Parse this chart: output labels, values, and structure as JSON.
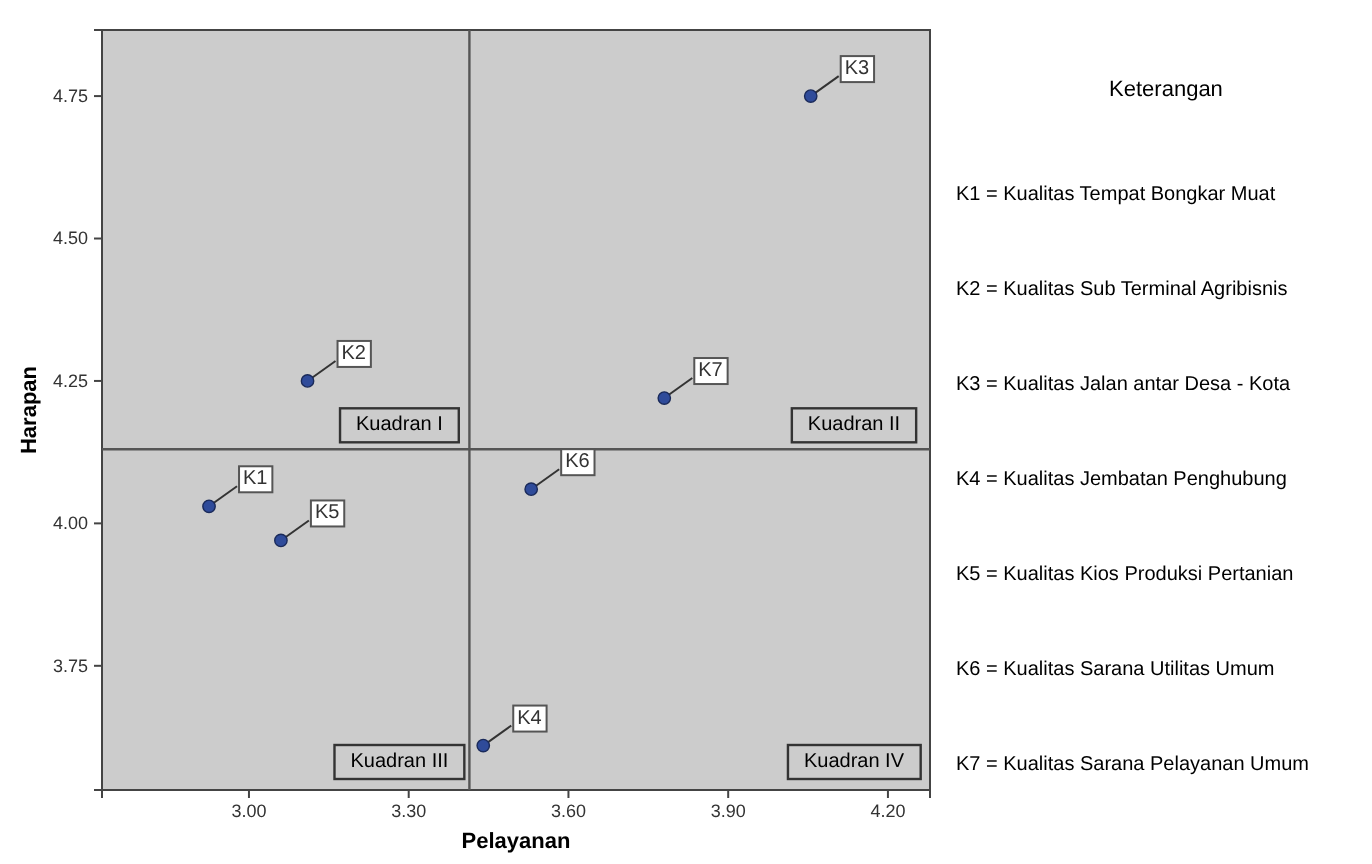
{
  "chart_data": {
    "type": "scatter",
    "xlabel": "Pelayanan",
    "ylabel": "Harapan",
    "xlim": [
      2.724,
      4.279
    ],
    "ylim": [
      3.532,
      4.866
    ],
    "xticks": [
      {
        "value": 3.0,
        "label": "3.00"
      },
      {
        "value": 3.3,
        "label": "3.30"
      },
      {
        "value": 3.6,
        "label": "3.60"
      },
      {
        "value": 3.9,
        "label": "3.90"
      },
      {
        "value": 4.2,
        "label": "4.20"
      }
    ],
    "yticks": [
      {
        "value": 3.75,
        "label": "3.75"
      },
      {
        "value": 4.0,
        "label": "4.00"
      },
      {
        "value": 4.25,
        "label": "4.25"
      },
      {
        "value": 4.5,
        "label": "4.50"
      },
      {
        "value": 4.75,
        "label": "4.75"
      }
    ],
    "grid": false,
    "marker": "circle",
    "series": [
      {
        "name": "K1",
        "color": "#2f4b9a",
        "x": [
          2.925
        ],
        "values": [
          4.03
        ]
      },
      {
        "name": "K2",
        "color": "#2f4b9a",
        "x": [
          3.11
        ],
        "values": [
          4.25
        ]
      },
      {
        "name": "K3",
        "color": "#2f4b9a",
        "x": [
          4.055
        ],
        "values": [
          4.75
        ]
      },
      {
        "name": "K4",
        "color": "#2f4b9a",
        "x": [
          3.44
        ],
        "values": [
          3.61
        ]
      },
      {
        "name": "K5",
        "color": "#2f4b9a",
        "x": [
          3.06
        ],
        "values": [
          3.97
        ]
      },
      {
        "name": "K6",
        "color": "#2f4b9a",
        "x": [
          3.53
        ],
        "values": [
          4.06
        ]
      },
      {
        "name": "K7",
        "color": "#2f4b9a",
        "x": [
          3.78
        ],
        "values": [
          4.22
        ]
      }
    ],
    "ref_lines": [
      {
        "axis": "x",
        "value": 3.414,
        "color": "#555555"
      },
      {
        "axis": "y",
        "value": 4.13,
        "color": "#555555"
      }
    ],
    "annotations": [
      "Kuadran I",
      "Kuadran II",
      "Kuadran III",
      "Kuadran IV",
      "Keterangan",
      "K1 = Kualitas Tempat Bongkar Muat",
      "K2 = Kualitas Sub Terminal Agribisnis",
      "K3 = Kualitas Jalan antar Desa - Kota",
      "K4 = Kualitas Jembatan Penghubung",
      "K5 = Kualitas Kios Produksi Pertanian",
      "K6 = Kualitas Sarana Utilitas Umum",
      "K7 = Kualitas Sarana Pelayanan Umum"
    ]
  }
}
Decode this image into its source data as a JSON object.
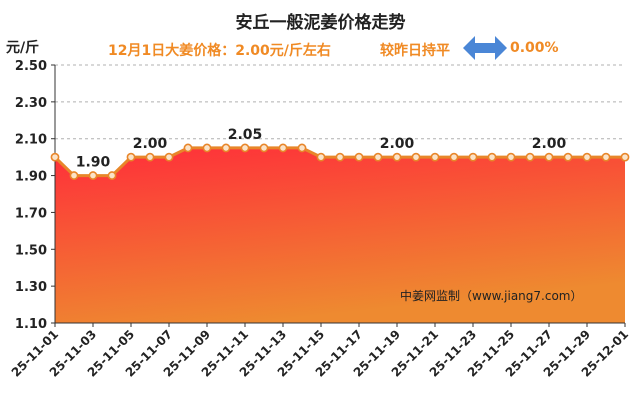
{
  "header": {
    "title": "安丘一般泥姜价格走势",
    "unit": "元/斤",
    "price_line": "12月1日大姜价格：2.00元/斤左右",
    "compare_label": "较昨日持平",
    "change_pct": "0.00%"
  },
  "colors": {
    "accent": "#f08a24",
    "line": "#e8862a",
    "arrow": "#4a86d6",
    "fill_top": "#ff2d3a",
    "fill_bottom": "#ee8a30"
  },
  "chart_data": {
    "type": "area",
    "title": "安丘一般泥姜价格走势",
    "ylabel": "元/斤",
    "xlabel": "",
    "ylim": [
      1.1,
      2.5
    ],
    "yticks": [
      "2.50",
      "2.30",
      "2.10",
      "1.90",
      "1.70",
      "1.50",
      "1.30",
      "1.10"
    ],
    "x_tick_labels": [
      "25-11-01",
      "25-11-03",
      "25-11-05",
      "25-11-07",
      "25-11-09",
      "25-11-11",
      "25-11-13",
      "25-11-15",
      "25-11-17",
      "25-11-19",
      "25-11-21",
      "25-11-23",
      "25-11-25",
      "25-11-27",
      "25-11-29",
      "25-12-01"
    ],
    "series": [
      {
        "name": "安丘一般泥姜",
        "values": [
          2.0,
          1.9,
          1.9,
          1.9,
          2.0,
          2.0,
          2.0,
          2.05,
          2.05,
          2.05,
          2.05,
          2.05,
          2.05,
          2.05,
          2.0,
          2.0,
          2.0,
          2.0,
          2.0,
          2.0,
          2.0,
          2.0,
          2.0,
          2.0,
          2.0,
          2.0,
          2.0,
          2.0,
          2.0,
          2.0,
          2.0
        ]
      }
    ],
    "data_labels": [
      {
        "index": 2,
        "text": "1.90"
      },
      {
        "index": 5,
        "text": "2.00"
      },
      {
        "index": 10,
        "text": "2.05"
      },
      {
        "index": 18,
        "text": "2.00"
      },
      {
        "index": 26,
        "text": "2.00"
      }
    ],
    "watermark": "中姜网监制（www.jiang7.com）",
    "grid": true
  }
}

------------------------------------------------------------------------

● WRITTEN INSTRUCTION:
Give back the whole listing as it stands, minus its pictures.

● EXERCISE OUTPUT:
Parse this chart: output labels, values, and structure as JSON.
{
  "chart_data": {
    "type": "scatter",
    "xlabel": "Pelayanan",
    "ylabel": "Harapan",
    "xlim": [
      2.724,
      4.279
    ],
    "ylim": [
      3.532,
      4.866
    ],
    "xticks": [
      {
        "value": 3.0,
        "label": "3.00"
      },
      {
        "value": 3.3,
        "label": "3.30"
      },
      {
        "value": 3.6,
        "label": "3.60"
      },
      {
        "value": 3.9,
        "label": "3.90"
      },
      {
        "value": 4.2,
        "label": "4.20"
      }
    ],
    "yticks": [
      {
        "value": 3.75,
        "label": "3.75"
      },
      {
        "value": 4.0,
        "label": "4.00"
      },
      {
        "value": 4.25,
        "label": "4.25"
      },
      {
        "value": 4.5,
        "label": "4.50"
      },
      {
        "value": 4.75,
        "label": "4.75"
      }
    ],
    "grid": false,
    "marker": "circle",
    "series": [
      {
        "name": "K1",
        "color": "#2f4b9a",
        "x": [
          2.925
        ],
        "values": [
          4.03
        ]
      },
      {
        "name": "K2",
        "color": "#2f4b9a",
        "x": [
          3.11
        ],
        "values": [
          4.25
        ]
      },
      {
        "name": "K3",
        "color": "#2f4b9a",
        "x": [
          4.055
        ],
        "values": [
          4.75
        ]
      },
      {
        "name": "K4",
        "color": "#2f4b9a",
        "x": [
          3.44
        ],
        "values": [
          3.61
        ]
      },
      {
        "name": "K5",
        "color": "#2f4b9a",
        "x": [
          3.06
        ],
        "values": [
          3.97
        ]
      },
      {
        "name": "K6",
        "color": "#2f4b9a",
        "x": [
          3.53
        ],
        "values": [
          4.06
        ]
      },
      {
        "name": "K7",
        "color": "#2f4b9a",
        "x": [
          3.78
        ],
        "values": [
          4.22
        ]
      }
    ],
    "ref_lines": [
      {
        "axis": "x",
        "value": 3.414,
        "color": "#555555"
      },
      {
        "axis": "y",
        "value": 4.13,
        "color": "#555555"
      }
    ],
    "annotations": [
      "Kuadran I",
      "Kuadran II",
      "Kuadran III",
      "Kuadran IV",
      "Keterangan",
      "K1 = Kualitas Tempat Bongkar Muat",
      "K2 = Kualitas Sub Terminal Agribisnis",
      "K3 = Kualitas Jalan antar Desa - Kota",
      "K4 = Kualitas Jembatan Penghubung",
      "K5 = Kualitas Kios Produksi Pertanian",
      "K6 = Kualitas Sarana Utilitas Umum",
      "K7 = Kualitas Sarana Pelayanan Umum"
    ]
  }
}
Decode this image into its source data as a JSON object.
{
  "header": {
    "title": "安丘一般泥姜价格走势",
    "unit": "元/斤",
    "price_line": "12月1日大姜价格：2.00元/斤左右",
    "compare_label": "较昨日持平",
    "change_pct": "0.00%"
  },
  "colors": {
    "accent": "#f08a24",
    "line": "#e8862a",
    "arrow": "#4a86d6",
    "fill_top": "#ff2d3a",
    "fill_bottom": "#ee8a30"
  },
  "chart_data": {
    "type": "area",
    "title": "安丘一般泥姜价格走势",
    "ylabel": "元/斤",
    "xlabel": "",
    "ylim": [
      1.1,
      2.5
    ],
    "yticks": [
      "2.50",
      "2.30",
      "2.10",
      "1.90",
      "1.70",
      "1.50",
      "1.30",
      "1.10"
    ],
    "x_tick_labels": [
      "25-11-01",
      "25-11-03",
      "25-11-05",
      "25-11-07",
      "25-11-09",
      "25-11-11",
      "25-11-13",
      "25-11-15",
      "25-11-17",
      "25-11-19",
      "25-11-21",
      "25-11-23",
      "25-11-25",
      "25-11-27",
      "25-11-29",
      "25-12-01"
    ],
    "series": [
      {
        "name": "安丘一般泥姜",
        "values": [
          2.0,
          1.9,
          1.9,
          1.9,
          2.0,
          2.0,
          2.0,
          2.05,
          2.05,
          2.05,
          2.05,
          2.05,
          2.05,
          2.05,
          2.0,
          2.0,
          2.0,
          2.0,
          2.0,
          2.0,
          2.0,
          2.0,
          2.0,
          2.0,
          2.0,
          2.0,
          2.0,
          2.0,
          2.0,
          2.0,
          2.0
        ]
      }
    ],
    "data_labels": [
      {
        "index": 2,
        "text": "1.90"
      },
      {
        "index": 5,
        "text": "2.00"
      },
      {
        "index": 10,
        "text": "2.05"
      },
      {
        "index": 18,
        "text": "2.00"
      },
      {
        "index": 26,
        "text": "2.00"
      }
    ],
    "watermark": "中姜网监制（www.jiang7.com）",
    "grid": true
  }
}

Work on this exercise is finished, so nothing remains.